List all the lines in these records that hold "September".
-- Start --
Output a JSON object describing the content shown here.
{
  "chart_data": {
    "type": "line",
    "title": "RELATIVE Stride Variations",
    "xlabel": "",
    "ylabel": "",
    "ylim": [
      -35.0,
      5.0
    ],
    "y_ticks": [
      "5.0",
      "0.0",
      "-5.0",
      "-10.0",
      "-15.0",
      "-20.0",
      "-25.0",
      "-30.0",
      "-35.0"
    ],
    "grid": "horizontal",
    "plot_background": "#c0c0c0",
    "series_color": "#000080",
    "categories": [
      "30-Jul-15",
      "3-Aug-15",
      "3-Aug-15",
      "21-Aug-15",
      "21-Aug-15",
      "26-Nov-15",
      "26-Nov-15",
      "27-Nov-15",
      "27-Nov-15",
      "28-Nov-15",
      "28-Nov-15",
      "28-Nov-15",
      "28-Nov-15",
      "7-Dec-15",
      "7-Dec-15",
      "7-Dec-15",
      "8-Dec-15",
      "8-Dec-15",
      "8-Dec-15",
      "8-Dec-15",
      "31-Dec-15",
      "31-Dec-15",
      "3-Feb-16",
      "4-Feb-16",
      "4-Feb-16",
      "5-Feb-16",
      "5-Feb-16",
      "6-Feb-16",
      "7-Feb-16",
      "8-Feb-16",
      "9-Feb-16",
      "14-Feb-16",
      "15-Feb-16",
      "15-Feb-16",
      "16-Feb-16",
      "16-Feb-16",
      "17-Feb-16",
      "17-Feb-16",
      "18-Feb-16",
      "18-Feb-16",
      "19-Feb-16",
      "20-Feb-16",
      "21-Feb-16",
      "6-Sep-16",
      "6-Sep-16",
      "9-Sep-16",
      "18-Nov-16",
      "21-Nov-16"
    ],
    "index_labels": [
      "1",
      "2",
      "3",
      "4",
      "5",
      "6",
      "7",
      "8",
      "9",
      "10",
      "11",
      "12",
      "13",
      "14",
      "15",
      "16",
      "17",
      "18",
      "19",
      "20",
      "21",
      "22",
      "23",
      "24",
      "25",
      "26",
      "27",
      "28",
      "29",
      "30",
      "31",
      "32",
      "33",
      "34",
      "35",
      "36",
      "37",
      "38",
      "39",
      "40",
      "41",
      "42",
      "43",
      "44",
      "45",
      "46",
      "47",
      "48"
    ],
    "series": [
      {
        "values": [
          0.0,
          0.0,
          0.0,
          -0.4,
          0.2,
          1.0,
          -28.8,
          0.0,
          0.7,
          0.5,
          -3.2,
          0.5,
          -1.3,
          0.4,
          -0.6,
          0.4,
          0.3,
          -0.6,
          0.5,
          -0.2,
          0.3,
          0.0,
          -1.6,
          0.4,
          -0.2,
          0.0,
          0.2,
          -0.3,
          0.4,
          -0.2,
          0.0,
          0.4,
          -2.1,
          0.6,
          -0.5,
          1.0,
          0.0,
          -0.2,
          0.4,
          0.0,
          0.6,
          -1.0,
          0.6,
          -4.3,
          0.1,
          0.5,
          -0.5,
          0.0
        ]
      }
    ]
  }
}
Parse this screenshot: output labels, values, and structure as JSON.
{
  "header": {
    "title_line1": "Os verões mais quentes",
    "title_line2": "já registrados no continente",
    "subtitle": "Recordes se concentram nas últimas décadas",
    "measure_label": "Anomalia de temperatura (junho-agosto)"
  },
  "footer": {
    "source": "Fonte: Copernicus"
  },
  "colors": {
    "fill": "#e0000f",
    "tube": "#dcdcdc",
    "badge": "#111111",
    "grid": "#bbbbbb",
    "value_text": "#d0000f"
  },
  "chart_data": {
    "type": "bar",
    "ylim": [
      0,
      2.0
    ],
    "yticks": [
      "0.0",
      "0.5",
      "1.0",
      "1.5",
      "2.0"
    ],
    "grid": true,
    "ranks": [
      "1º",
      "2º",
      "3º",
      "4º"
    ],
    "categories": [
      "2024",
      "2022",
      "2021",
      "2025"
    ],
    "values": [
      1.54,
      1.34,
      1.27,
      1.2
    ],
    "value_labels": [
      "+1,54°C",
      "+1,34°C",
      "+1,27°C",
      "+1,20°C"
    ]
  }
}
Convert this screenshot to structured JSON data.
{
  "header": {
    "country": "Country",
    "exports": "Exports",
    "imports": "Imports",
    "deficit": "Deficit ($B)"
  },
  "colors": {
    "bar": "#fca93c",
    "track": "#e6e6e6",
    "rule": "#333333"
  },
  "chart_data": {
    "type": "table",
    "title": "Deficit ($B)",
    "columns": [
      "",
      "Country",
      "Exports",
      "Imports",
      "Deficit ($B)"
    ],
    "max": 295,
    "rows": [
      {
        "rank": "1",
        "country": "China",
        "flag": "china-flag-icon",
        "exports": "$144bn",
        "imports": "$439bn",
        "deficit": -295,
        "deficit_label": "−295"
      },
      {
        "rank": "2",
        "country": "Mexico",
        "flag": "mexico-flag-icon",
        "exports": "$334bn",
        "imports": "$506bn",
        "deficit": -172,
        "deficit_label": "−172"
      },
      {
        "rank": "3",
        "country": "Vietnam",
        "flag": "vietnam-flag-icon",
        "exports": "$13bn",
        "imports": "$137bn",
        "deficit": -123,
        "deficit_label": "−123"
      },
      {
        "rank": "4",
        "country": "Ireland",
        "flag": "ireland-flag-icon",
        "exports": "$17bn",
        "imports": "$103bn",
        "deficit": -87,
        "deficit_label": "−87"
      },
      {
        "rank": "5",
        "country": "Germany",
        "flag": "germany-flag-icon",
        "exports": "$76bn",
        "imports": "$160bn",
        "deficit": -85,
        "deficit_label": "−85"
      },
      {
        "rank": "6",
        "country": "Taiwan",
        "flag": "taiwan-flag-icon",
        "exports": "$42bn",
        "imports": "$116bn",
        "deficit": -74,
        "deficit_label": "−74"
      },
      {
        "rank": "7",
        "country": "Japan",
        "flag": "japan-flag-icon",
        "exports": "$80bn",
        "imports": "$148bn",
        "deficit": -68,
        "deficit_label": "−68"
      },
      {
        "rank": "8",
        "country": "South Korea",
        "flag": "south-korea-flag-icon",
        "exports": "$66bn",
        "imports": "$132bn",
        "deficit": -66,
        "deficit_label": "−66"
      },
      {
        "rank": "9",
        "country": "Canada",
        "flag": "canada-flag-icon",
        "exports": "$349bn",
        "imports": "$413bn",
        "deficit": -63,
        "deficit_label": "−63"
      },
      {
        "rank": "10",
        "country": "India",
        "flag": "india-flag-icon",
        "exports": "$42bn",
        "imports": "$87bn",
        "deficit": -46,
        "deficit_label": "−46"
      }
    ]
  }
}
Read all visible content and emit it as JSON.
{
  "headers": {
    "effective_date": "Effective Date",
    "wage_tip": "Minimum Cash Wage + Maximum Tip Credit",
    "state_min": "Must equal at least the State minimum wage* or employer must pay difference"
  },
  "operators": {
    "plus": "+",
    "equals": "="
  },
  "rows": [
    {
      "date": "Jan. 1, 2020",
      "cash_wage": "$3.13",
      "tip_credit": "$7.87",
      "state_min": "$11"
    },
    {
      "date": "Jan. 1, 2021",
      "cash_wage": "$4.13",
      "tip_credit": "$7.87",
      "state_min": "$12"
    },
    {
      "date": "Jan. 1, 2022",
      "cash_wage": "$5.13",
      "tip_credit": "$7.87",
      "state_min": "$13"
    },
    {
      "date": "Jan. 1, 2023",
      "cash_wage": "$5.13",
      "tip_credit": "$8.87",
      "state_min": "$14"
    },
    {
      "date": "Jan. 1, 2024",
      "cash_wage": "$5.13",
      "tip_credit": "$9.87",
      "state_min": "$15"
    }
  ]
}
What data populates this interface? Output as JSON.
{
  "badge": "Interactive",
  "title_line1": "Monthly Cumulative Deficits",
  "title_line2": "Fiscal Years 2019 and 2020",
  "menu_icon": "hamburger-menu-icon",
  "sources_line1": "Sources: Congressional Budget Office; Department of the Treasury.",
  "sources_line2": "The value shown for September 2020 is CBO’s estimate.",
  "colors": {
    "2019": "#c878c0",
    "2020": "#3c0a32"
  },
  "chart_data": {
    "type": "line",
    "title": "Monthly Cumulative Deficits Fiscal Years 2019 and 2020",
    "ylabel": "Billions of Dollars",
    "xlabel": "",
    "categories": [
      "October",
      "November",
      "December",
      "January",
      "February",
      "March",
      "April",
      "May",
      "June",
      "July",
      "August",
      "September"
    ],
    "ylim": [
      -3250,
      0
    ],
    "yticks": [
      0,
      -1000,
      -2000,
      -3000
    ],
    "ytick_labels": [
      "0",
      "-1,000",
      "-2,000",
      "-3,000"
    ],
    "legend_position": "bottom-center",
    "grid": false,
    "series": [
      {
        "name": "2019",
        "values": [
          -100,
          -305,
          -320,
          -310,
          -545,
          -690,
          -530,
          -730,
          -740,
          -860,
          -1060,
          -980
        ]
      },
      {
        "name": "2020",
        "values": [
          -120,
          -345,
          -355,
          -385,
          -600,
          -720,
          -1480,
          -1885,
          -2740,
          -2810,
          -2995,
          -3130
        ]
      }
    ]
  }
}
-- End --
> **RESULT OF THIS TASK**:
  "sources_line2": "The value shown for September 2020 is CBO’s estimate.",
      "September"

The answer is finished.